- Figure record extracts
━━━━━━━━━━━━━━━━━━━━━━━━━━━━━━

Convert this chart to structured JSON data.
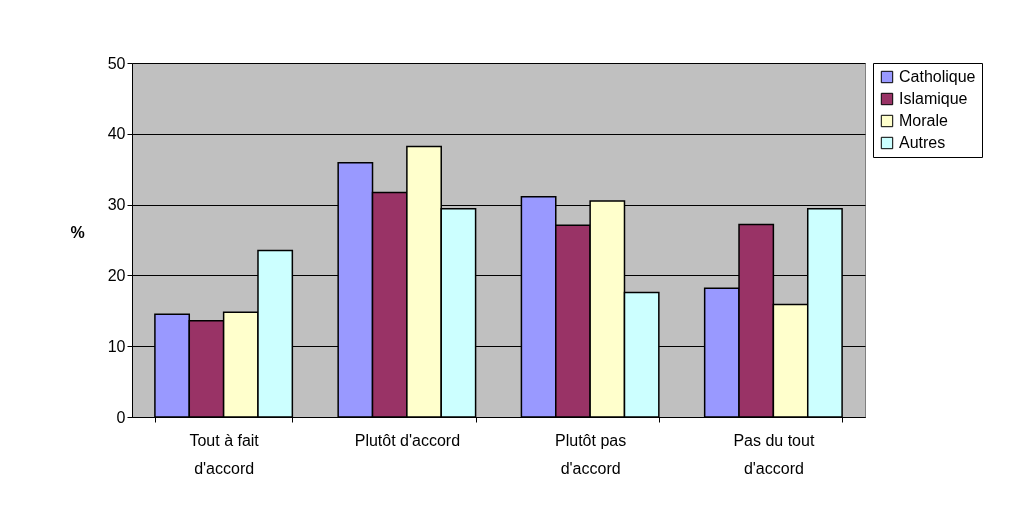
{
  "chart_data": {
    "type": "bar",
    "ylabel": "%",
    "categories": [
      "Tout à fait d'accord",
      "Plutôt d'accord",
      "Plutôt pas d'accord",
      "Pas du tout d'accord"
    ],
    "series": [
      {
        "name": "Catholique",
        "color": "#9999ff",
        "values": [
          14.5,
          35.9,
          31.1,
          18.2
        ]
      },
      {
        "name": "Islamique",
        "color": "#993366",
        "values": [
          13.6,
          31.7,
          27.1,
          27.2
        ]
      },
      {
        "name": "Morale",
        "color": "#ffffcc",
        "values": [
          14.8,
          38.2,
          30.5,
          15.9
        ]
      },
      {
        "name": "Autres",
        "color": "#ccffff",
        "values": [
          23.5,
          29.4,
          17.6,
          29.4
        ]
      }
    ],
    "ylim": [
      0,
      50
    ],
    "yticks": [
      0,
      10,
      20,
      30,
      40,
      50
    ],
    "grid": "y",
    "legend": "right"
  }
}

━━━━━━━━━━━━━━━━━━━━━━━━━━━━━━

- WRITTEN PROBLEM
Copy out all the entries exactly. Images stay out of the copy.

- IN RESPONSE
Convert this chart to structured JSON data.
{
  "chart_data": {
    "type": "bar",
    "ylabel": "%",
    "categories": [
      "Tout à fait d'accord",
      "Plutôt d'accord",
      "Plutôt pas d'accord",
      "Pas du tout d'accord"
    ],
    "series": [
      {
        "name": "Catholique",
        "color": "#9999ff",
        "values": [
          14.5,
          35.9,
          31.1,
          18.2
        ]
      },
      {
        "name": "Islamique",
        "color": "#993366",
        "values": [
          13.6,
          31.7,
          27.1,
          27.2
        ]
      },
      {
        "name": "Morale",
        "color": "#ffffcc",
        "values": [
          14.8,
          38.2,
          30.5,
          15.9
        ]
      },
      {
        "name": "Autres",
        "color": "#ccffff",
        "values": [
          23.5,
          29.4,
          17.6,
          29.4
        ]
      }
    ],
    "ylim": [
      0,
      50
    ],
    "yticks": [
      0,
      10,
      20,
      30,
      40,
      50
    ],
    "grid": "y",
    "legend": "right"
  }
}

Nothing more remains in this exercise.